Copy the data below exactly, omitting any picture it contains.

+-------+

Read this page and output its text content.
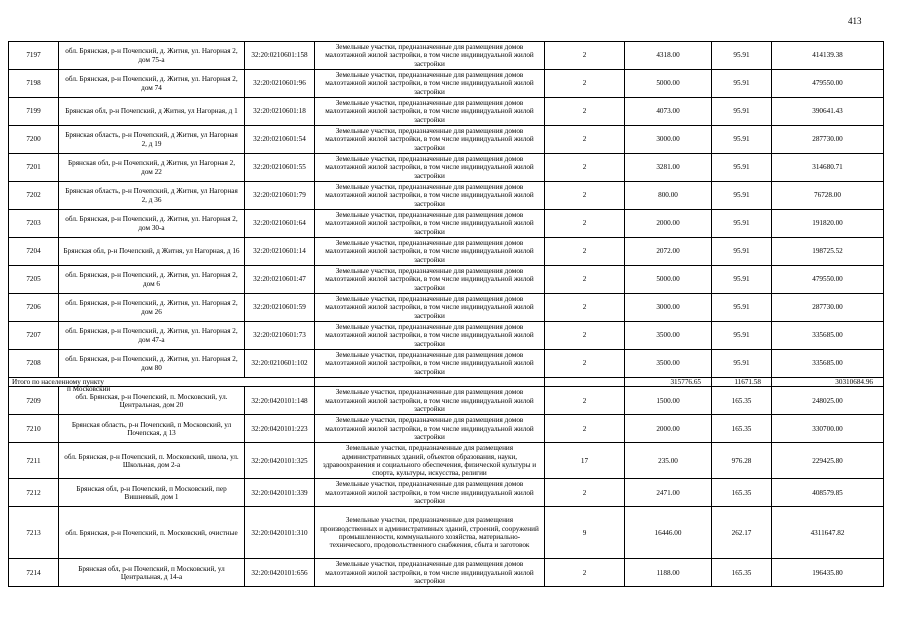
413
7197	обл. Брянская, р-н Почепский, д. Житня, ул. Нагорная 2, дом 75-а	32:20:0210601:158	Земельные участки, предназначенные для размещения домов малоэтажной жилой застройки, в том числе индивидуальной жилой застройки	2	4318.00	95.91	414139.38
7198	обл. Брянская, р-н Почепский, д. Житня, ул. Нагорная 2, дом 74	32:20:0210601:96	Земельные участки, предназначенные для размещения домов малоэтажной жилой застройки, в том числе индивидуальной жилой застройки	2	5000.00	95.91	479550.00
7199	Брянская обл, р-н Почепский, д Житня, ул Нагорная, д 1	32:20:0210601:18	Земельные участки, предназначенные для размещения домов малоэтажной жилой застройки, в том числе индивидуальной жилой застройки	2	4073.00	95.91	390641.43
7200	Брянская область, р-н Почепский, д Житня, ул Нагорная 2, д 19	32:20:0210601:54	Земельные участки, предназначенные для размещения домов малоэтажной жилой застройки, в том числе индивидуальной жилой застройки	2	3000.00	95.91	287730.00
7201	Брянская обл, р-н Почепский, д Житня, ул Нагорная 2, дом 22	32:20:0210601:55	Земельные участки, предназначенные для размещения домов малоэтажной жилой застройки, в том числе индивидуальной жилой застройки	2	3281.00	95.91	314680.71
7202	Брянская область, р-н Почепский, д Житня, ул Нагорная 2, д 36	32:20:0210601:79	Земельные участки, предназначенные для размещения домов малоэтажной жилой застройки, в том числе индивидуальной жилой застройки	2	800.00	95.91	76728.00
7203	обл. Брянская, р-н Почепский, д. Житня, ул. Нагорная 2, дом 30-а	32:20:0210601:64	Земельные участки, предназначенные для размещения домов малоэтажной жилой застройки, в том числе индивидуальной жилой застройки	2	2000.00	95.91	191820.00
7204	Брянская обл, р-н Почепский, д Житня, ул Нагорная, д 16	32:20:0210601:14	Земельные участки, предназначенные для размещения домов малоэтажной жилой застройки, в том числе индивидуальной жилой застройки	2	2072.00	95.91	198725.52
7205	обл. Брянская, р-н Почепский, д. Житня, ул. Нагорная 2, дом 6	32:20:0210601:47	Земельные участки, предназначенные для размещения домов малоэтажной жилой застройки, в том числе индивидуальной жилой застройки	2	5000.00	95.91	479550.00
7206	обл. Брянская, р-н Почепский, д. Житня, ул. Нагорная 2, дом 26	32:20:0210601:59	Земельные участки, предназначенные для размещения домов малоэтажной жилой застройки, в том числе индивидуальной жилой застройки	2	3000.00	95.91	287730.00
7207	обл. Брянская, р-н Почепский, д. Житня, ул. Нагорная 2, дом 47-а	32:20:0210601:73	Земельные участки, предназначенные для размещения домов малоэтажной жилой застройки, в том числе индивидуальной жилой застройки	2	3500.00	95.91	335685.00
7208	обл. Брянская, р-н Почепский, д. Житня, ул. Нагорная 2, дом 80	32:20:0210601:102	Земельные участки, предназначенные для размещения домов малоэтажной жилой застройки, в том числе индивидуальной жилой застройки	2	3500.00	95.91	335685.00
Итого по населенному пункту					315776.65	11671.58	30310684.96

п Московский
7209	обл. Брянская, р-н Почепский, п. Московский, ул. Центральная, дом 20	32:20:0420101:148	Земельные участки, предназначенные для размещения домов малоэтажной жилой застройки, в том числе индивидуальной жилой застройки	2	1500.00	165.35	248025.00
7210	Брянская область, р-н Почепский, п Московский, ул Почепская, д 13	32:20:0420101:223	Земельные участки, предназначенные для размещения домов малоэтажной жилой застройки, в том числе индивидуальной жилой застройки	2	2000.00	165.35	330700.00
7211	обл. Брянская, р-н Почепский, п. Московский, школа, ул. Школьная, дом 2-а	32:20:0420101:325	Земельные участки, предназначенные для размещения административных зданий, объектов образования, науки, здравоохранения и социального обеспечения, физической культуры и спорта, культуры, искусства, религии	17	235.00	976.28	229425.80
7212	Брянская обл, р-н Почепский, п Московский, пер Вишневый, дом 1	32:20:0420101:339	Земельные участки, предназначенные для размещения домов малоэтажной жилой застройки, в том числе индивидуальной жилой застройки	2	2471.00	165.35	408579.85
7213	обл. Брянская, р-н Почепский, п. Московский, очистные	32:20:0420101:310	Земельные участки, предназначенные для размещения производственных и административных зданий, строений, сооружений промышленности, коммунального хозяйства, материально-технического, продовольственного снабжения, сбыта и заготовок	9	16446.00	262.17	4311647.82
7214	Брянская обл, р-н Почепский, п Московский, ул Центральная, д 14-а	32:20:0420101:656	Земельные участки, предназначенные для размещения домов малоэтажной жилой застройки, в том числе индивидуальной жилой застройки	2	1188.00	165.35	196435.80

+-------+

▶ _FINISHED ANSWER_
Read this page and output its text content.
413
7197	обл. Брянская, р-н Почепский, д. Житня, ул. Нагорная 2, дом 75-а	32:20:0210601:158	Земельные участки, предназначенные для размещения домов малоэтажной жилой застройки, в том числе индивидуальной жилой застройки	2	4318.00	95.91	414139.38
7198	обл. Брянская, р-н Почепский, д. Житня, ул. Нагорная 2, дом 74	32:20:0210601:96	Земельные участки, предназначенные для размещения домов малоэтажной жилой застройки, в том числе индивидуальной жилой застройки	2	5000.00	95.91	479550.00
7199	Брянская обл, р-н Почепский, д Житня, ул Нагорная, д 1	32:20:0210601:18	Земельные участки, предназначенные для размещения домов малоэтажной жилой застройки, в том числе индивидуальной жилой застройки	2	4073.00	95.91	390641.43
7200	Брянская область, р-н Почепский, д Житня, ул Нагорная 2, д 19	32:20:0210601:54	Земельные участки, предназначенные для размещения домов малоэтажной жилой застройки, в том числе индивидуальной жилой застройки	2	3000.00	95.91	287730.00
7201	Брянская обл, р-н Почепский, д Житня, ул Нагорная 2, дом 22	32:20:0210601:55	Земельные участки, предназначенные для размещения домов малоэтажной жилой застройки, в том числе индивидуальной жилой застройки	2	3281.00	95.91	314680.71
7202	Брянская область, р-н Почепский, д Житня, ул Нагорная 2, д 36	32:20:0210601:79	Земельные участки, предназначенные для размещения домов малоэтажной жилой застройки, в том числе индивидуальной жилой застройки	2	800.00	95.91	76728.00
7203	обл. Брянская, р-н Почепский, д. Житня, ул. Нагорная 2, дом 30-а	32:20:0210601:64	Земельные участки, предназначенные для размещения домов малоэтажной жилой застройки, в том числе индивидуальной жилой застройки	2	2000.00	95.91	191820.00
7204	Брянская обл, р-н Почепский, д Житня, ул Нагорная, д 16	32:20:0210601:14	Земельные участки, предназначенные для размещения домов малоэтажной жилой застройки, в том числе индивидуальной жилой застройки	2	2072.00	95.91	198725.52
7205	обл. Брянская, р-н Почепский, д. Житня, ул. Нагорная 2, дом 6	32:20:0210601:47	Земельные участки, предназначенные для размещения домов малоэтажной жилой застройки, в том числе индивидуальной жилой застройки	2	5000.00	95.91	479550.00
7206	обл. Брянская, р-н Почепский, д. Житня, ул. Нагорная 2, дом 26	32:20:0210601:59	Земельные участки, предназначенные для размещения домов малоэтажной жилой застройки, в том числе индивидуальной жилой застройки	2	3000.00	95.91	287730.00
7207	обл. Брянская, р-н Почепский, д. Житня, ул. Нагорная 2, дом 47-а	32:20:0210601:73	Земельные участки, предназначенные для размещения домов малоэтажной жилой застройки, в том числе индивидуальной жилой застройки	2	3500.00	95.91	335685.00
7208	обл. Брянская, р-н Почепский, д. Житня, ул. Нагорная 2, дом 80	32:20:0210601:102	Земельные участки, предназначенные для размещения домов малоэтажной жилой застройки, в том числе индивидуальной жилой застройки	2	3500.00	95.91	335685.00
Итого по населенному пункту					315776.65	11671.58	30310684.96

п Московский
7209	обл. Брянская, р-н Почепский, п. Московский, ул. Центральная, дом 20	32:20:0420101:148	Земельные участки, предназначенные для размещения домов малоэтажной жилой застройки, в том числе индивидуальной жилой застройки	2	1500.00	165.35	248025.00
7210	Брянская область, р-н Почепский, п Московский, ул Почепская, д 13	32:20:0420101:223	Земельные участки, предназначенные для размещения домов малоэтажной жилой застройки, в том числе индивидуальной жилой застройки	2	2000.00	165.35	330700.00
7211	обл. Брянская, р-н Почепский, п. Московский, школа, ул. Школьная, дом 2-а	32:20:0420101:325	Земельные участки, предназначенные для размещения административных зданий, объектов образования, науки, здравоохранения и социального обеспечения, физической культуры и спорта, культуры, искусства, религии	17	235.00	976.28	229425.80
7212	Брянская обл, р-н Почепский, п Московский, пер Вишневый, дом 1	32:20:0420101:339	Земельные участки, предназначенные для размещения домов малоэтажной жилой застройки, в том числе индивидуальной жилой застройки	2	2471.00	165.35	408579.85
7213	обл. Брянская, р-н Почепский, п. Московский, очистные	32:20:0420101:310	Земельные участки, предназначенные для размещения производственных и административных зданий, строений, сооружений промышленности, коммунального хозяйства, материально-технического, продовольственного снабжения, сбыта и заготовок	9	16446.00	262.17	4311647.82
7214	Брянская обл, р-н Почепский, п Московский, ул Центральная, д 14-а	32:20:0420101:656	Земельные участки, предназначенные для размещения домов малоэтажной жилой застройки, в том числе индивидуальной жилой застройки	2	1188.00	165.35	196435.80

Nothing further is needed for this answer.